Materials provided ->
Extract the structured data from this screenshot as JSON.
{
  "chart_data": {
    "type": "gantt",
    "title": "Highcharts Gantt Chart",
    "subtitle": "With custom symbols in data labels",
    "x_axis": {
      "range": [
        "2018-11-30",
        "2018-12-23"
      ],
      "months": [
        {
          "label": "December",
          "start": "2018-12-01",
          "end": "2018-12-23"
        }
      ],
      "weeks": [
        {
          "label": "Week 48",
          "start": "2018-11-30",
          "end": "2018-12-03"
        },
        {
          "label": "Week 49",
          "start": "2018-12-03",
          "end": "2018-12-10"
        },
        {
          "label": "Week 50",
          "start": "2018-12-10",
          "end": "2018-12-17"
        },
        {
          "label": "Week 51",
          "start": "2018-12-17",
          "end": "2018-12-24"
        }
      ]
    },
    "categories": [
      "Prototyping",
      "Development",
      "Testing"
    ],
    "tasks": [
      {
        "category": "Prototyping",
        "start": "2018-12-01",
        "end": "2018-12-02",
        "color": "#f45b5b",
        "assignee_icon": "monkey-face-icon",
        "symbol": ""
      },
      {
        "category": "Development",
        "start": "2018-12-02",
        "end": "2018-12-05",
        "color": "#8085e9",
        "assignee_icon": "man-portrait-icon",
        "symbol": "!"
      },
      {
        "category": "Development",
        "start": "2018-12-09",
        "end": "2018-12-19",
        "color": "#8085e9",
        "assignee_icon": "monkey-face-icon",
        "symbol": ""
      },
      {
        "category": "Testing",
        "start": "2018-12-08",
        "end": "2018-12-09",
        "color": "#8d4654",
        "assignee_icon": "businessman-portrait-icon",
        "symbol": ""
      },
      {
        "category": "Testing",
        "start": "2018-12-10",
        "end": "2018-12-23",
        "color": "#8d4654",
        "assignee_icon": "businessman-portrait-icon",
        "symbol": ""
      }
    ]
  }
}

Task description -> Write out the material exactly as given.

Full output ->
Extract the structured data from this screenshot as JSON.
{
  "chart_data": {
    "type": "gantt",
    "title": "Highcharts Gantt Chart",
    "subtitle": "With custom symbols in data labels",
    "x_axis": {
      "range": [
        "2018-11-30",
        "2018-12-23"
      ],
      "months": [
        {
          "label": "December",
          "start": "2018-12-01",
          "end": "2018-12-23"
        }
      ],
      "weeks": [
        {
          "label": "Week 48",
          "start": "2018-11-30",
          "end": "2018-12-03"
        },
        {
          "label": "Week 49",
          "start": "2018-12-03",
          "end": "2018-12-10"
        },
        {
          "label": "Week 50",
          "start": "2018-12-10",
          "end": "2018-12-17"
        },
        {
          "label": "Week 51",
          "start": "2018-12-17",
          "end": "2018-12-24"
        }
      ]
    },
    "categories": [
      "Prototyping",
      "Development",
      "Testing"
    ],
    "tasks": [
      {
        "category": "Prototyping",
        "start": "2018-12-01",
        "end": "2018-12-02",
        "color": "#f45b5b",
        "assignee_icon": "monkey-face-icon",
        "symbol": ""
      },
      {
        "category": "Development",
        "start": "2018-12-02",
        "end": "2018-12-05",
        "color": "#8085e9",
        "assignee_icon": "man-portrait-icon",
        "symbol": "!"
      },
      {
        "category": "Development",
        "start": "2018-12-09",
        "end": "2018-12-19",
        "color": "#8085e9",
        "assignee_icon": "monkey-face-icon",
        "symbol": ""
      },
      {
        "category": "Testing",
        "start": "2018-12-08",
        "end": "2018-12-09",
        "color": "#8d4654",
        "assignee_icon": "businessman-portrait-icon",
        "symbol": ""
      },
      {
        "category": "Testing",
        "start": "2018-12-10",
        "end": "2018-12-23",
        "color": "#8d4654",
        "assignee_icon": "businessman-portrait-icon",
        "symbol": ""
      }
    ]
  }
}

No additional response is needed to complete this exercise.